§ Prompt
Omit the images, then print each record below exactly as it reads.

-- start Working data --

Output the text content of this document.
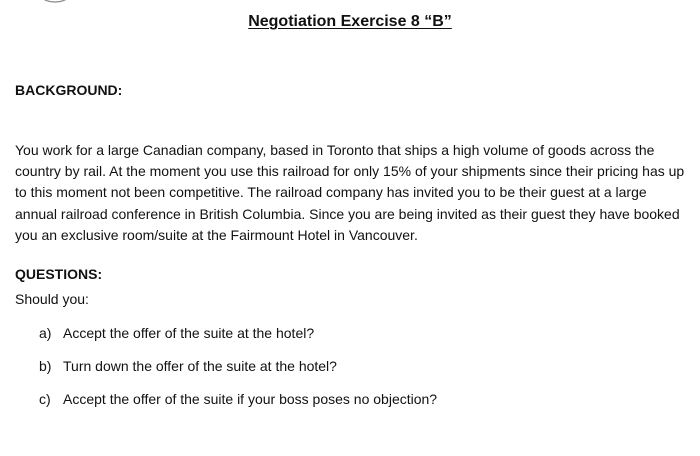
Negotiation Exercise 8 “B”
BACKGROUND:

You work for a large Canadian company, based in Toronto that ships a high volume of goods across the country by rail. At the moment you use this railroad for only 15% of your shipments since their pricing has up to this moment not been competitive. The railroad company has invited you to be their guest at a large annual railroad conference in British Columbia. Since you are being invited as their guest they have booked you an exclusive room/suite at the Fairmount Hotel in Vancouver.

QUESTIONS:
Should you:
a) Accept the offer of the suite at the hotel?
b) Turn down the offer of the suite at the hotel?
c) Accept the offer of the suite if your boss poses no objection?
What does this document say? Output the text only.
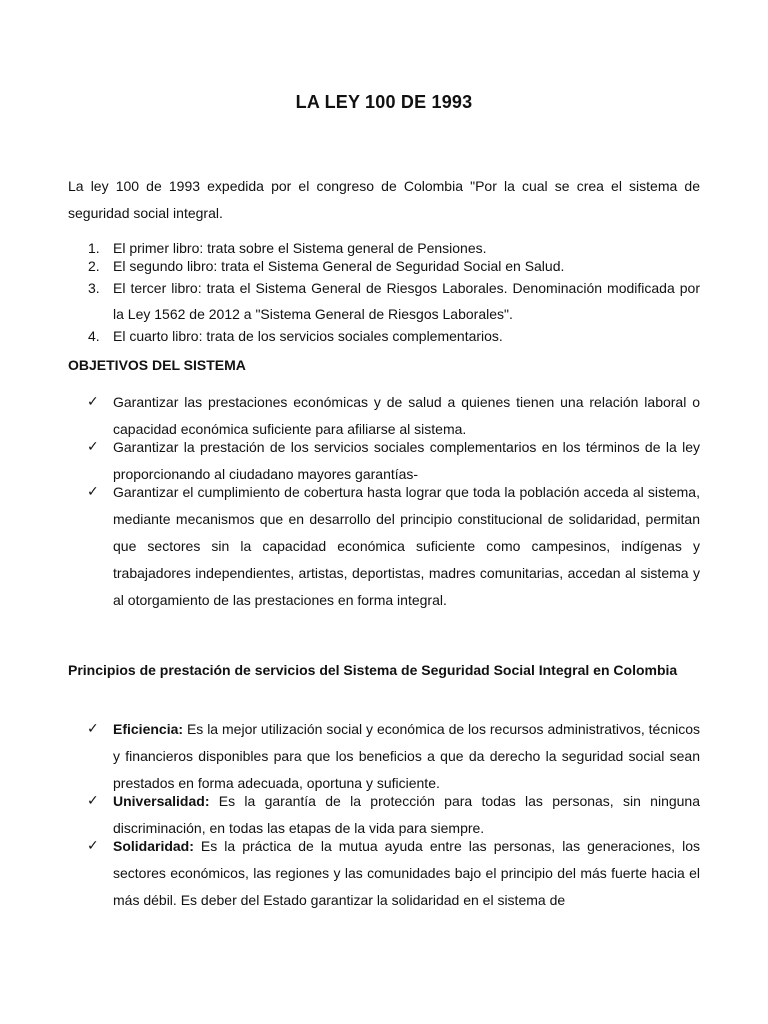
LA LEY 100 DE 1993
La ley 100 de 1993 expedida por el congreso de Colombia "Por la cual se crea el sistema de seguridad social integral.
1. El primer libro: trata sobre el Sistema general de Pensiones.
2. El segundo libro: trata el Sistema General de Seguridad Social en Salud.
3. El tercer libro: trata el Sistema General de Riesgos Laborales. Denominación modificada por la Ley 1562 de 2012 a "Sistema General de Riesgos Laborales".
4. El cuarto libro: trata de los servicios sociales complementarios.
OBJETIVOS DEL SISTEMA
✓ Garantizar las prestaciones económicas y de salud a quienes tienen una relación laboral o capacidad económica suficiente para afiliarse al sistema.
✓ Garantizar la prestación de los servicios sociales complementarios en los términos de la ley proporcionando al ciudadano mayores garantías-
✓ Garantizar el cumplimiento de cobertura hasta lograr que toda la población acceda al sistema, mediante mecanismos que en desarrollo del principio constitucional de solidaridad, permitan que sectores sin la capacidad económica suficiente como campesinos, indígenas y trabajadores independientes, artistas, deportistas, madres comunitarias, accedan al sistema y al otorgamiento de las prestaciones en forma integral.
Principios de prestación de servicios del Sistema de Seguridad Social Integral en Colombia
✓ Eficiencia: Es la mejor utilización social y económica de los recursos administrativos, técnicos y financieros disponibles para que los beneficios a que da derecho la seguridad social sean prestados en forma adecuada, oportuna y suficiente.
✓ Universalidad: Es la garantía de la protección para todas las personas, sin ninguna discriminación, en todas las etapas de la vida para siempre.
✓ Solidaridad: Es la práctica de la mutua ayuda entre las personas, las generaciones, los sectores económicos, las regiones y las comunidades bajo el principio del más fuerte hacia el más débil. Es deber del Estado garantizar la solidaridad en el sistema de
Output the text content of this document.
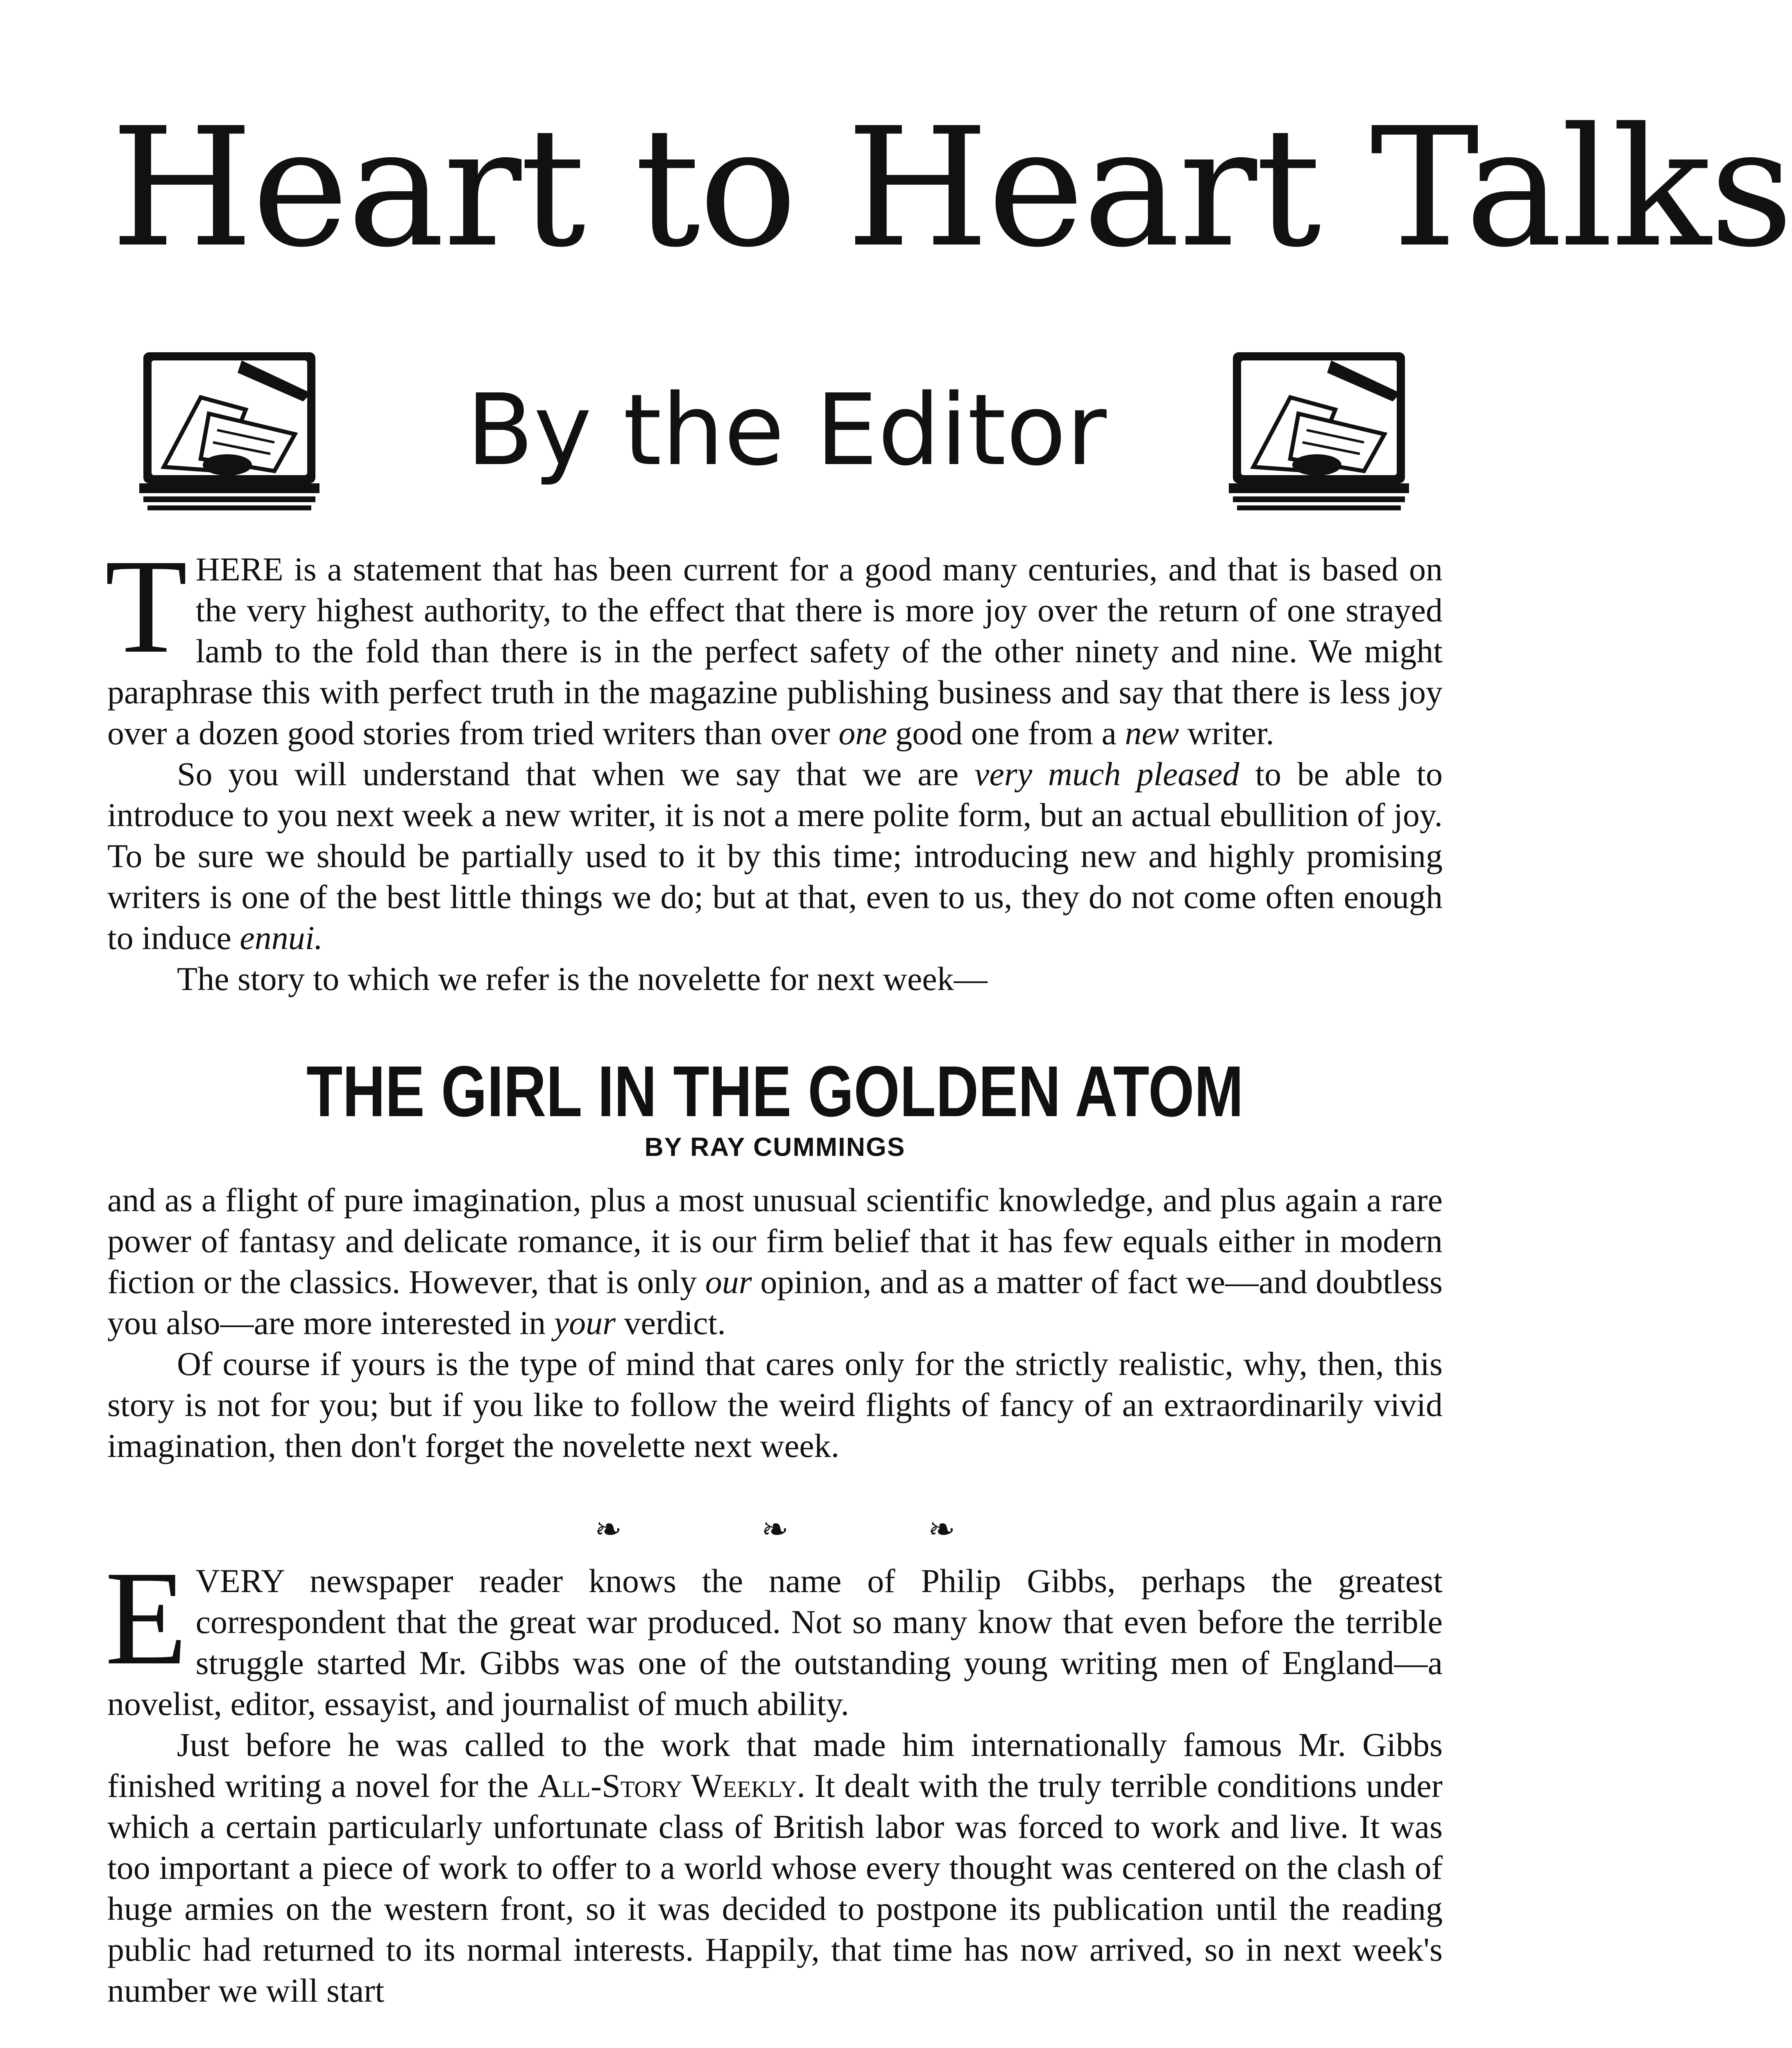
Heart to Heart Talks
By the Editor

THERE is a statement that has been current for a good many centuries, and that is based on the very highest authority, to the effect that there is more joy over the return of one strayed lamb to the fold than there is in the perfect safety of the other ninety and nine. We might paraphrase this with perfect truth in the magazine publishing business and say that there is less joy over a dozen good stories from tried writers than over one good one from a new writer.

So you will understand that when we say that we are very much pleased to be able to introduce to you next week a new writer, it is not a mere polite form, but an actual ebullition of joy. To be sure we should be partially used to it by this time; introducing new and highly promising writers is one of the best little things we do; but at that, even to us, they do not come often enough to induce ennui.

The story to which we refer is the novelette for next week—

THE GIRL IN THE GOLDEN ATOM
BY RAY CUMMINGS

and as a flight of pure imagination, plus a most unusual scientific knowledge, and plus again a rare power of fantasy and delicate romance, it is our firm belief that it has few equals either in modern fiction or the classics. However, that is only our opinion, and as a matter of fact we—and doubtless you also—are more interested in your verdict.

Of course if yours is the type of mind that cares only for the strictly realistic, why, then, this story is not for you; but if you like to follow the weird flights of fancy of an extraordinarily vivid imagination, then don't forget the novelette next week.

❧	❧	❧

EVERY newspaper reader knows the name of Philip Gibbs, perhaps the greatest correspondent that the great war produced. Not so many know that even before the terrible struggle started Mr. Gibbs was one of the outstanding young writing men of England—a novelist, editor, essayist, and journalist of much ability.

Just before he was called to the work that made him internationally famous Mr. Gibbs finished writing a novel for the All-Story Weekly. It dealt with the truly terrible conditions under which a certain particularly unfortunate class of British labor was forced to work and live. It was too important a piece of work to offer to a world whose every thought was centered on the clash of huge armies on the western front, so it was decided to postpone its publication until the reading public had returned to its normal interests. Happily, that time has now arrived, so in next week's number we will start
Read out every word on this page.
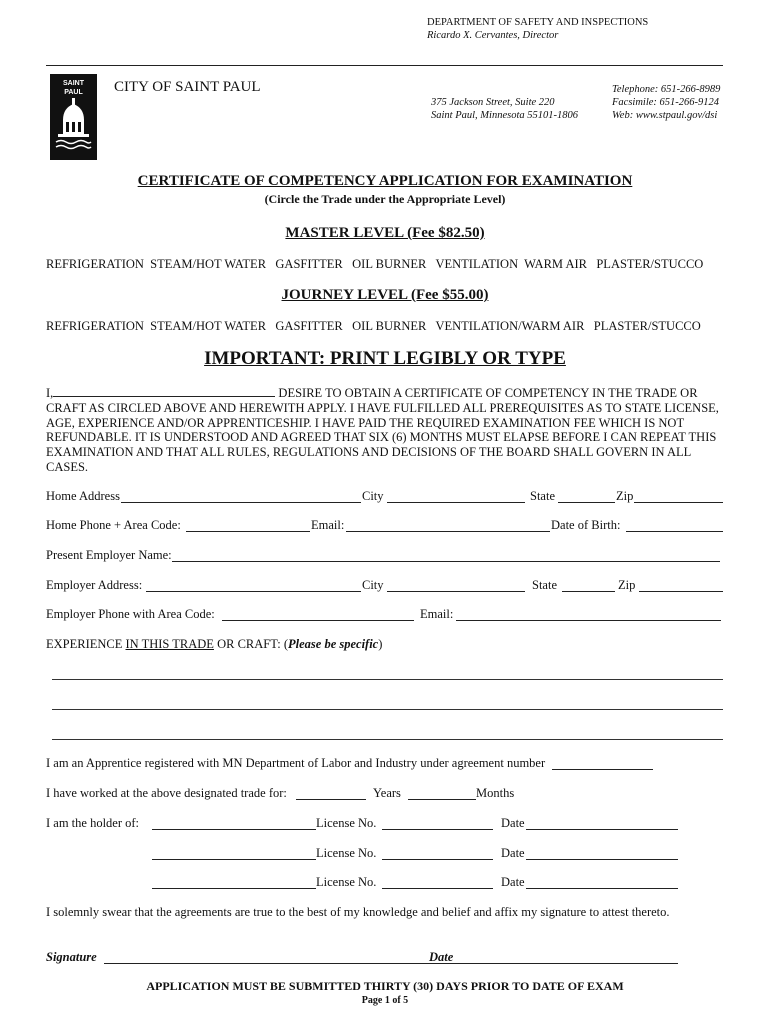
DEPARTMENT OF SAFETY AND INSPECTIONS
Ricardo X. Cervantes, Director
SAINT
PAUL CITY OF SAINT PAUL
375 Jackson Street, Suite 220
Saint Paul, Minnesota 55101-1806
Telephone: 651-266-8989
Facsimile: 651-266-9124
Web: www.stpaul.gov/dsi
CERTIFICATE OF COMPETENCY APPLICATION FOR EXAMINATION
(Circle the Trade under the Appropriate Level)
MASTER LEVEL (Fee $82.50)
REFRIGERATION  STEAM/HOT WATER   GASFITTER   OIL BURNER   VENTILATION  WARM AIR   PLASTER/STUCCO
JOURNEY LEVEL (Fee $55.00)
REFRIGERATION  STEAM/HOT WATER   GASFITTER   OIL BURNER   VENTILATION/WARM AIR   PLASTER/STUCCO
IMPORTANT: PRINT LEGIBLY OR TYPE
I,	DESIRE TO OBTAIN A CERTIFICATE OF COMPETENCY IN THE TRADE OR CRAFT AS CIRCLED ABOVE AND HEREWITH APPLY. I HAVE FULFILLED ALL PREREQUISITES AS TO STATE LICENSE, AGE, EXPERIENCE AND/OR APPRENTICESHIP. I HAVE PAID THE REQUIRED EXAMINATION FEE WHICH IS NOT REFUNDABLE. IT IS UNDERSTOOD AND AGREED THAT SIX (6) MONTHS MUST ELAPSE BEFORE I CAN REPEAT THIS EXAMINATION AND THAT ALL RULES, REGULATIONS AND DECISIONS OF THE BOARD SHALL GOVERN IN ALL CASES.
Home Address	City	State	Zip
Home Phone + Area Code:	Email:	Date of Birth:
Present Employer Name:
Employer Address:	City	State	Zip
Employer Phone with Area Code:	Email:
EXPERIENCE IN THIS TRADE OR CRAFT: (Please be specific)
I am an Apprentice registered with MN Department of Labor and Industry under agreement number
I have worked at the above designated trade for:	Years	Months
I am the holder of:	License No.	Date
License No.	Date
License No.	Date
I solemnly swear that the agreements are true to the best of my knowledge and belief and affix my signature to attest thereto.
Signature	Date
APPLICATION MUST BE SUBMITTED THIRTY (30) DAYS PRIOR TO DATE OF EXAM
Page 1 of 5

-- end Working data --

§ Task solution
Output the text content of this document.
Negotiation Exercise 8 “B”
BACKGROUND:

You work for a large Canadian company, based in Toronto that ships a high volume of goods across the country by rail. At the moment you use this railroad for only 15% of your shipments since their pricing has up to this moment not been competitive. The railroad company has invited you to be their guest at a large annual railroad conference in British Columbia. Since you are being invited as their guest they have booked you an exclusive room/suite at the Fairmount Hotel in Vancouver.

QUESTIONS:
Should you:
a) Accept the offer of the suite at the hotel?
b) Turn down the offer of the suite at the hotel?
c) Accept the offer of the suite if your boss poses no objection?
What does this document say? Output the text only.
LA LEY 100 DE 1993
La ley 100 de 1993 expedida por el congreso de Colombia "Por la cual se crea el sistema de seguridad social integral.
1. El primer libro: trata sobre el Sistema general de Pensiones.
2. El segundo libro: trata el Sistema General de Seguridad Social en Salud.
3. El tercer libro: trata el Sistema General de Riesgos Laborales. Denominación modificada por la Ley 1562 de 2012 a "Sistema General de Riesgos Laborales".
4. El cuarto libro: trata de los servicios sociales complementarios.
OBJETIVOS DEL SISTEMA
✓ Garantizar las prestaciones económicas y de salud a quienes tienen una relación laboral o capacidad económica suficiente para afiliarse al sistema.
✓ Garantizar la prestación de los servicios sociales complementarios en los términos de la ley proporcionando al ciudadano mayores garantías-
✓ Garantizar el cumplimiento de cobertura hasta lograr que toda la población acceda al sistema, mediante mecanismos que en desarrollo del principio constitucional de solidaridad, permitan que sectores sin la capacidad económica suficiente como campesinos, indígenas y trabajadores independientes, artistas, deportistas, madres comunitarias, accedan al sistema y al otorgamiento de las prestaciones en forma integral.
Principios de prestación de servicios del Sistema de Seguridad Social Integral en Colombia
✓ Eficiencia: Es la mejor utilización social y económica de los recursos administrativos, técnicos y financieros disponibles para que los beneficios a que da derecho la seguridad social sean prestados en forma adecuada, oportuna y suficiente.
✓ Universalidad: Es la garantía de la protección para todas las personas, sin ninguna discriminación, en todas las etapas de la vida para siempre.
✓ Solidaridad: Es la práctica de la mutua ayuda entre las personas, las generaciones, los sectores económicos, las regiones y las comunidades bajo el principio del más fuerte hacia el más débil. Es deber del Estado garantizar la solidaridad en el sistema de
Output the text content of this document.
Heart to Heart Talks
By the Editor

THERE is a statement that has been current for a good many centuries, and that is based on the very highest authority, to the effect that there is more joy over the return of one strayed lamb to the fold than there is in the perfect safety of the other ninety and nine. We might paraphrase this with perfect truth in the magazine publishing business and say that there is less joy over a dozen good stories from tried writers than over one good one from a new writer.

So you will understand that when we say that we are very much pleased to be able to introduce to you next week a new writer, it is not a mere polite form, but an actual ebullition of joy. To be sure we should be partially used to it by this time; introducing new and highly promising writers is one of the best little things we do; but at that, even to us, they do not come often enough to induce ennui.

The story to which we refer is the novelette for next week—

THE GIRL IN THE GOLDEN ATOM
BY RAY CUMMINGS

and as a flight of pure imagination, plus a most unusual scientific knowledge, and plus again a rare power of fantasy and delicate romance, it is our firm belief that it has few equals either in modern fiction or the classics. However, that is only our opinion, and as a matter of fact we—and doubtless you also—are more interested in your verdict.

Of course if yours is the type of mind that cares only for the strictly realistic, why, then, this story is not for you; but if you like to follow the weird flights of fancy of an extraordinarily vivid imagination, then don't forget the novelette next week.

❧	❧	❧

EVERY newspaper reader knows the name of Philip Gibbs, perhaps the greatest correspondent that the great war produced. Not so many know that even before the terrible struggle started Mr. Gibbs was one of the outstanding young writing men of England—a novelist, editor, essayist, and journalist of much ability.

Just before he was called to the work that made him internationally famous Mr. Gibbs finished writing a novel for the All-Story Weekly. It dealt with the truly terrible conditions under which a certain particularly unfortunate class of British labor was forced to work and live. It was too important a piece of work to offer to a world whose every thought was centered on the clash of huge armies on the western front, so it was decided to postpone its publication until the reading public had returned to its normal interests. Happily, that time has now arrived, so in next week's number we will start
Read out every word on this page.
DEPARTMENT OF SAFETY AND INSPECTIONS
Ricardo X. Cervantes, Director
SAINT
PAUL CITY OF SAINT PAUL
375 Jackson Street, Suite 220
Saint Paul, Minnesota 55101-1806
Telephone: 651-266-8989
Facsimile: 651-266-9124
Web: www.stpaul.gov/dsi
CERTIFICATE OF COMPETENCY APPLICATION FOR EXAMINATION
(Circle the Trade under the Appropriate Level)
MASTER LEVEL (Fee $82.50)
REFRIGERATION  STEAM/HOT WATER   GASFITTER   OIL BURNER   VENTILATION  WARM AIR   PLASTER/STUCCO
JOURNEY LEVEL (Fee $55.00)
REFRIGERATION  STEAM/HOT WATER   GASFITTER   OIL BURNER   VENTILATION/WARM AIR   PLASTER/STUCCO
IMPORTANT: PRINT LEGIBLY OR TYPE
I,	DESIRE TO OBTAIN A CERTIFICATE OF COMPETENCY IN THE TRADE OR CRAFT AS CIRCLED ABOVE AND HEREWITH APPLY. I HAVE FULFILLED ALL PREREQUISITES AS TO STATE LICENSE, AGE, EXPERIENCE AND/OR APPRENTICESHIP. I HAVE PAID THE REQUIRED EXAMINATION FEE WHICH IS NOT REFUNDABLE. IT IS UNDERSTOOD AND AGREED THAT SIX (6) MONTHS MUST ELAPSE BEFORE I CAN REPEAT THIS EXAMINATION AND THAT ALL RULES, REGULATIONS AND DECISIONS OF THE BOARD SHALL GOVERN IN ALL CASES.
Home Address	City	State	Zip
Home Phone + Area Code:	Email:	Date of Birth:
Present Employer Name:
Employer Address:	City	State	Zip
Employer Phone with Area Code:	Email:
EXPERIENCE IN THIS TRADE OR CRAFT: (Please be specific)
I am an Apprentice registered with MN Department of Labor and Industry under agreement number
I have worked at the above designated trade for:	Years	Months
I am the holder of:	License No.	Date
License No.	Date
License No.	Date
I solemnly swear that the agreements are true to the best of my knowledge and belief and affix my signature to attest thereto.
Signature	Date
APPLICATION MUST BE SUBMITTED THIRTY (30) DAYS PRIOR TO DATE OF EXAM
Page 1 of 5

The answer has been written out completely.